▸ Exercise
For each line in the data below that holds "text", return a copy.
-- Start of Input rows --
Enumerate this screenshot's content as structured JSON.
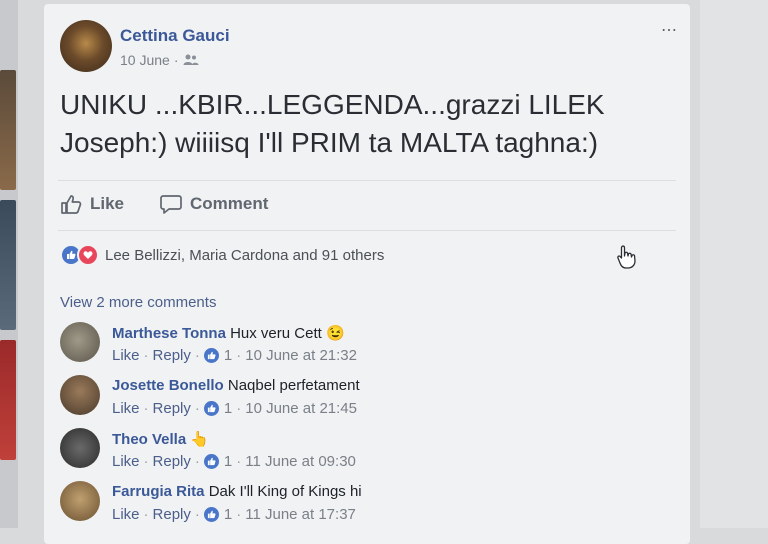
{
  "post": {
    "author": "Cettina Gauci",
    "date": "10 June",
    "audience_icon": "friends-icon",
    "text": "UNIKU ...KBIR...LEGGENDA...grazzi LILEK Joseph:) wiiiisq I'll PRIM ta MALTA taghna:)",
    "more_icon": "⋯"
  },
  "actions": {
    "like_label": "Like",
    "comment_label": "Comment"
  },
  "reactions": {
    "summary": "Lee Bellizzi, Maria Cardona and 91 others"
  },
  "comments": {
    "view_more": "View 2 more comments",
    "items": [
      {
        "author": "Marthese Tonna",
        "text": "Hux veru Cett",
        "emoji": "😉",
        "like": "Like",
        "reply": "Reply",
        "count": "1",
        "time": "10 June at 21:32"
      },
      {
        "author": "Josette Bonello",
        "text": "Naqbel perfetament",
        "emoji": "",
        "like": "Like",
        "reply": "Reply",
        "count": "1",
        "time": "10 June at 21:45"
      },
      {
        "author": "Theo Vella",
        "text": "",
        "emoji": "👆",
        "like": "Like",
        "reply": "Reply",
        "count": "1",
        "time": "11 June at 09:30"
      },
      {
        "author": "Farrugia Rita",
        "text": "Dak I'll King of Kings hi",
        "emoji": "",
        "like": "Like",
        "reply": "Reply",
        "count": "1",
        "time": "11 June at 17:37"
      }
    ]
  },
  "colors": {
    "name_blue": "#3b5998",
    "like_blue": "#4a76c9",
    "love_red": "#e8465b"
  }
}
-- End of Input rows --
-- Start of Input rows --
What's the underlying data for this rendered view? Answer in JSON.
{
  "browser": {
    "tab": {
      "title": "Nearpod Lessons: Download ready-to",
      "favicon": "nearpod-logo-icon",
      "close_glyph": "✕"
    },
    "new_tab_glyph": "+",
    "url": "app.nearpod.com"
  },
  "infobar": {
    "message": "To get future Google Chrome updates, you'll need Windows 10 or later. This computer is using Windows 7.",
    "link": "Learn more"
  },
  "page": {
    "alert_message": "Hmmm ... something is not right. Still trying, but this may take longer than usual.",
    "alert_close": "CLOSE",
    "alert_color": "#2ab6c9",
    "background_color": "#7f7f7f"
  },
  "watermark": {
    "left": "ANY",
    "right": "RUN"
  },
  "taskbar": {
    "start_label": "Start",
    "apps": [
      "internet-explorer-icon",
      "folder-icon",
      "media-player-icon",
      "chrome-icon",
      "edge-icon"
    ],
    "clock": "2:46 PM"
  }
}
-- End of Input rows --
-- Start of Input rows --
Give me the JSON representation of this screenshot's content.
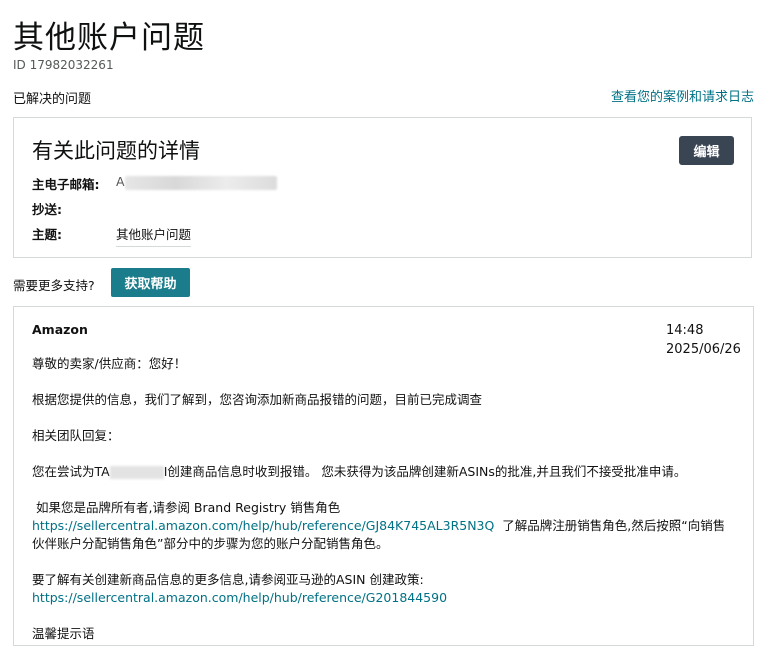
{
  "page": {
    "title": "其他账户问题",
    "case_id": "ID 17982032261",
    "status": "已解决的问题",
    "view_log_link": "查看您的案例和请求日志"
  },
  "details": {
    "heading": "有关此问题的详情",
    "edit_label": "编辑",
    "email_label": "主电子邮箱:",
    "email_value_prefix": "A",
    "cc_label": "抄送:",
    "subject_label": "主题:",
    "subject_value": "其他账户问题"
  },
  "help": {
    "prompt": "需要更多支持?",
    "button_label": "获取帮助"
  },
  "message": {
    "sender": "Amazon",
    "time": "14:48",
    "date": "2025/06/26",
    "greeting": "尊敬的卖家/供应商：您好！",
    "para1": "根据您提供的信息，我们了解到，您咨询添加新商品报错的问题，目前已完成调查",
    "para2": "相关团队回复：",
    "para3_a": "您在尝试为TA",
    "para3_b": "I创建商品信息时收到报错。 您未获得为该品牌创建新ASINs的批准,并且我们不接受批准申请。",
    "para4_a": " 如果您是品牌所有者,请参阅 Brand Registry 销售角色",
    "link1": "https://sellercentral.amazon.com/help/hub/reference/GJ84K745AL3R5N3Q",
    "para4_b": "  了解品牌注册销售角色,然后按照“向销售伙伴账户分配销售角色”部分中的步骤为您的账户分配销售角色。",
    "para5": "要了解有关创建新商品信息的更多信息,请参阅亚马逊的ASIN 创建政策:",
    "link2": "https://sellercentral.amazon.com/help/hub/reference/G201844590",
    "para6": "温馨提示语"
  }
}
-- End of Input rows --
▸ Solution to the exercise
    "text": "UNIKU ...KBIR...LEGGENDA...grazzi LILEK Joseph:) wiiiisq I'll PRIM ta MALTA taghna:)",
        "text": "Hux veru Cett",
        "text": "Naqbel perfetament",
        "text": "",
        "text": "Dak I'll King of Kings hi",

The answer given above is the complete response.